Stated task a: Transcribe the entries from the first one through the line containing "x-tick-label: 2029E xyxy=(684,419,722,433)", including both of those lines.

Passage provided:
▶

On whose authority? – Worship@Home Sunday, 05 July 2020

The Salvation Army, Prestonpans Corps
Major Elizabeth Turner

Song 141        At the name of Jesus


1. At the name of Jesus
Every knee shall bow,
Every tongue confess him
King of Glory now;
Tis the Father’s pleasure
We should call him Lord,
Who from the beginning
Was the mighty Word.

2. At his voice creation
Sprang at once to sight,
All the angel faces,
All the hosts of light,
Thrones and dominations,
Stars upon their way,
All the heavenly orders
In their great array.

3. Humbled for a season,
To receive a name
From the lips of sinners
Unto whom he came,
Faithfully he bore it
Spotless to the last,
Brought it back victorious
When from death he passed.

4. Bore it up triumphant
With its human light,
Through all ranks of creatures
To the central height,
To the throne of Godhead,
To the Father’s breast;
Filled it with the glory
Of that perfect rest.

5. In your hearts enthrone him;
There let him subdue
All that is not holy,
All that is not true;
Crown him as your captain
In temptation’s hour;
Let his will enfold you
In its light and power.

Caroline Maria Noel (1817-77)

Pray the Lord’s Prayer

Bible Reading Acts 9:1-20

1 Meanwhile, Saul was still breathing out murderous threats against the Lord’s disciples. He went to the high priest 2 and asked him for letters to the synagogues in Damascus, so that if he found any there who belonged to the Way, whether men or women, he might take them as prisoners to Jerusalem. 3 As he neared Damascus on his journey, suddenly a light from heaven flashed around him. 4 He fell to the ground and heard a voice say to him, “Saul, Saul, why do you persecute me?”

5 “Who are you, Lord?” Saul asked.

“I am Jesus, whom you are persecuting,” he replied. 6 “Now get up and go into the city, and you will be told what you must do.”

7 The men traveling with Saul stood there speechless; they heard the sound but did not see anyone. 8 Saul got up from the ground, but when he opened his eyes he could see nothing. So they led him by the hand into Damascus. 9 For three days he was blind, and did not eat or drink anything.

10 In Damascus there was a disciple named Ananias. The Lord called to him in a vision, “Ananias!”

“Yes, Lord,” he answered.

11 The Lord told him, “Go to the house of Judas on Straight Street and ask for a man from Tarsus named Saul, for he is praying. 12 In a vision he has seen a man named Ananias come and place his hands on him to restore his sight.”

13 “Lord,” Ananias answered, “I have heard many reports about this man and all the harm he has done to your holy people in Jerusalem. 14 And he has come here with authority from the chief priests to arrest all who call on your name.”

15 But the Lord said to Ananias, “Go! This man is my chosen instrument to proclaim my name to the Gentiles and their kings and to the people of Israel. 16 I will show him how much he must suffer for my name.”

◀

Entries supplied:
▶

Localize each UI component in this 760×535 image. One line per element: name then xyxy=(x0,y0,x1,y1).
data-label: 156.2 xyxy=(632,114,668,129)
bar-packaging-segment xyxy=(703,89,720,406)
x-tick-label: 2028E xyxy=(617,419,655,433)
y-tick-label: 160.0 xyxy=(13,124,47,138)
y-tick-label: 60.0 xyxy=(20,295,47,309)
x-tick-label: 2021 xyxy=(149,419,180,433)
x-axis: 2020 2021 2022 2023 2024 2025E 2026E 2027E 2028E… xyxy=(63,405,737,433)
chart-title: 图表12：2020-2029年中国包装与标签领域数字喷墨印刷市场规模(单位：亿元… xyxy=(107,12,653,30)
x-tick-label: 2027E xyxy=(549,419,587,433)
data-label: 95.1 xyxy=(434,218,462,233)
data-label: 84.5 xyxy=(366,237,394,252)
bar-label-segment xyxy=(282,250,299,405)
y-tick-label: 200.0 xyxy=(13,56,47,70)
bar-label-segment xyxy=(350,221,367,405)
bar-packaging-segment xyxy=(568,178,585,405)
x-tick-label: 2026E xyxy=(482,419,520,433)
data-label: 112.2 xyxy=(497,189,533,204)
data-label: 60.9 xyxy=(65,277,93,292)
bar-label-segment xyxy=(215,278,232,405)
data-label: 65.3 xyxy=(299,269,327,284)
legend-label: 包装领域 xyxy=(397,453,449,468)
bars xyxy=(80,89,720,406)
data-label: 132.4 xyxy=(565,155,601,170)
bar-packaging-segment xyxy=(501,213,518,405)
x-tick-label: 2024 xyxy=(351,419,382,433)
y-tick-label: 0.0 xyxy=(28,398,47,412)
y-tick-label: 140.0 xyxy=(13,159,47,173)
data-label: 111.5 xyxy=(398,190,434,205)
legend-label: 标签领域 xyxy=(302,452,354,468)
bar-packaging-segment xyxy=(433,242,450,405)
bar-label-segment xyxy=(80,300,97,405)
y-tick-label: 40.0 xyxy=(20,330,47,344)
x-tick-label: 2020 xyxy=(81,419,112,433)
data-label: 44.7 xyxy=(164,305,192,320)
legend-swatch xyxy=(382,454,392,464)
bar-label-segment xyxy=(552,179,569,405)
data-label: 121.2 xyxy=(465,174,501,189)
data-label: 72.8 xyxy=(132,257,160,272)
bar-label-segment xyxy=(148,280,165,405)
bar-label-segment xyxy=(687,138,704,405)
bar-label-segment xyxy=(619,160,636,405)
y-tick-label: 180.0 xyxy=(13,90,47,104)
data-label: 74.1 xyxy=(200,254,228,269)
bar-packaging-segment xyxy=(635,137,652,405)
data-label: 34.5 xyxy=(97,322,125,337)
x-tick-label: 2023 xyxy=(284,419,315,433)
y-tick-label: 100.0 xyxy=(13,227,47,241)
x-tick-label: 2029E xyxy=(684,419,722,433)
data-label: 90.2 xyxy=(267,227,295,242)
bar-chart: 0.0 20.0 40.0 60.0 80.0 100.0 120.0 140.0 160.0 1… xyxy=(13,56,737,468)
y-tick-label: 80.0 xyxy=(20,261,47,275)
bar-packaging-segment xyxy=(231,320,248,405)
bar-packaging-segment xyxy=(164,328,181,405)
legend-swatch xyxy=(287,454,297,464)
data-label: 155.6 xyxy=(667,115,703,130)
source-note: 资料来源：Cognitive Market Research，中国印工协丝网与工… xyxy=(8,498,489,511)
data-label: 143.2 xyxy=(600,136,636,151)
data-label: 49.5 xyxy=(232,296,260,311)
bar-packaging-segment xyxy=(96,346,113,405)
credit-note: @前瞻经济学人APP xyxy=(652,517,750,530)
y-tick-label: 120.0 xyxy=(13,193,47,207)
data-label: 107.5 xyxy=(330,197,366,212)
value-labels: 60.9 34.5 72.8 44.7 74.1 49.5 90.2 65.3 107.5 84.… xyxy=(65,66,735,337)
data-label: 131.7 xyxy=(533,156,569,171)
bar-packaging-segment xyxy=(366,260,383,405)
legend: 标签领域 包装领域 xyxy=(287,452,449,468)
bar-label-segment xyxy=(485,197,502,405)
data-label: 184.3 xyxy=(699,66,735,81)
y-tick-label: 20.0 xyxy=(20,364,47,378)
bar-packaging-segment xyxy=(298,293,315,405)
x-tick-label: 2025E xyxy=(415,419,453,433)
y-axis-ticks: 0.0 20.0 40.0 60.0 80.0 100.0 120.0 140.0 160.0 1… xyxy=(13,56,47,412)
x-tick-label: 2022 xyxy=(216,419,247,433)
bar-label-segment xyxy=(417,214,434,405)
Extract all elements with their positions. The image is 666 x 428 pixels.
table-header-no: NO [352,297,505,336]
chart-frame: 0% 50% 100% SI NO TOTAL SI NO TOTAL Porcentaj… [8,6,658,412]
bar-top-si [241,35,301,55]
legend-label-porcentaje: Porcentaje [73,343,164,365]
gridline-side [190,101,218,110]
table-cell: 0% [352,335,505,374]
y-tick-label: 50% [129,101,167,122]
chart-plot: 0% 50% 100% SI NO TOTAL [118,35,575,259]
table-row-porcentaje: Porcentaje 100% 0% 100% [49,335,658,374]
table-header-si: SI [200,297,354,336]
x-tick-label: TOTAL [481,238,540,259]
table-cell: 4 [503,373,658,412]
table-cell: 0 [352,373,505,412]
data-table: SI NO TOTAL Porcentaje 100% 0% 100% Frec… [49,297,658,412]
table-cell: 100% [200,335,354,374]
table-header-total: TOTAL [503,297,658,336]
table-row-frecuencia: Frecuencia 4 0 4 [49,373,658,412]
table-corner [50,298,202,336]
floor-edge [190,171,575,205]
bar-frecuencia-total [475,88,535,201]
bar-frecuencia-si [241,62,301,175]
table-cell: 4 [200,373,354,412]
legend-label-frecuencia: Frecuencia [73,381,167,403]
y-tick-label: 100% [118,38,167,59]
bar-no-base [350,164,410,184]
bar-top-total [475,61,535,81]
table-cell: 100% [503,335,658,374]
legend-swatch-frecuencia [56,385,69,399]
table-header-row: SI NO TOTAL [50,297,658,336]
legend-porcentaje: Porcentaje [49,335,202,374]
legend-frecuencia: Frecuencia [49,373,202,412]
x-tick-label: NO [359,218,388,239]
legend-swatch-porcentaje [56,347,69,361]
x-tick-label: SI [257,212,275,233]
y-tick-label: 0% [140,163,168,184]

◀

Stated task b: Pick up the Worship@Home service text from the point where it stops.

Task output a:
Localize each UI component in this 760×535 image. One line per element: name then xyxy=(x0,y0,x1,y1).
data-label: 156.2 xyxy=(632,114,668,129)
bar-packaging-segment xyxy=(703,89,720,406)
x-tick-label: 2028E xyxy=(617,419,655,433)
y-tick-label: 160.0 xyxy=(13,124,47,138)
y-tick-label: 60.0 xyxy=(20,295,47,309)
x-tick-label: 2021 xyxy=(149,419,180,433)
x-axis: 2020 2021 2022 2023 2024 2025E 2026E 2027E 2028E… xyxy=(63,405,737,433)
chart-title: 图表12：2020-2029年中国包装与标签领域数字喷墨印刷市场规模(单位：亿元… xyxy=(107,12,653,30)
x-tick-label: 2027E xyxy=(549,419,587,433)
data-label: 95.1 xyxy=(434,218,462,233)
data-label: 84.5 xyxy=(366,237,394,252)
bar-label-segment xyxy=(282,250,299,405)
y-tick-label: 200.0 xyxy=(13,56,47,70)
bar-label-segment xyxy=(350,221,367,405)
bar-packaging-segment xyxy=(568,178,585,405)
x-tick-label: 2026E xyxy=(482,419,520,433)
data-label: 112.2 xyxy=(497,189,533,204)
data-label: 60.9 xyxy=(65,277,93,292)
bar-label-segment xyxy=(215,278,232,405)
data-label: 65.3 xyxy=(299,269,327,284)
legend-label: 包装领域 xyxy=(397,453,449,468)
bars xyxy=(80,89,720,406)
data-label: 132.4 xyxy=(565,155,601,170)
bar-packaging-segment xyxy=(501,213,518,405)
x-tick-label: 2024 xyxy=(351,419,382,433)
y-tick-label: 0.0 xyxy=(28,398,47,412)
y-tick-label: 140.0 xyxy=(13,159,47,173)
data-label: 111.5 xyxy=(398,190,434,205)
legend-label: 标签领域 xyxy=(302,452,354,468)
bar-packaging-segment xyxy=(433,242,450,405)
bar-label-segment xyxy=(80,300,97,405)
y-tick-label: 40.0 xyxy=(20,330,47,344)
x-tick-label: 2020 xyxy=(81,419,112,433)
data-label: 44.7 xyxy=(164,305,192,320)
legend-swatch xyxy=(382,454,392,464)
bar-label-segment xyxy=(552,179,569,405)
data-label: 121.2 xyxy=(465,174,501,189)
data-label: 72.8 xyxy=(132,257,160,272)
bar-label-segment xyxy=(148,280,165,405)
bar-label-segment xyxy=(687,138,704,405)
bar-label-segment xyxy=(619,160,636,405)
y-tick-label: 180.0 xyxy=(13,90,47,104)
data-label: 74.1 xyxy=(200,254,228,269)
bar-packaging-segment xyxy=(635,137,652,405)
data-label: 34.5 xyxy=(97,322,125,337)
x-tick-label: 2023 xyxy=(284,419,315,433)
y-tick-label: 100.0 xyxy=(13,227,47,241)
x-tick-label: 2029E xyxy=(684,419,722,433)

Task output b:
17 Then Ananias went to the house and entered it. Placing his hands on Saul, he said, “Brother Saul, the Lord—Jesus, who appeared to you on the road as you were coming here—has sent me so that you may see again and be filled with the Holy Spirit.” 18 Immediately, something like scales fell from Saul’s eyes, and he could see again. He got up and was baptized, 19 and after taking some food, he regained his strength.

Saul spent several days with the disciples in Damascus. 20 At once he began to preach in the synagogues that Jesus is the Son of God.

Song 347        Jesus came to save me

Jesus came to save me
By his precious blood,
Purchased my salvation,
Brought me home to God;
Cleansed my heart as white as snow:
This one thing I know!

This one thing I know!
This one thing I know!
God in great mercy pardoned me,
Snapped sin’s fetters and set me free;
Once I was blind but now I see:
This one thing I know!

Jesus lives to keep me:
O what wondrous love!
In the Father’s presence,
Advocate above;
Keeps me when sin’s tempests blow:
This one thing I know!

What a precious Saviour,
Of his grace I sing;
Once despised. rejected,
Soon our coming King.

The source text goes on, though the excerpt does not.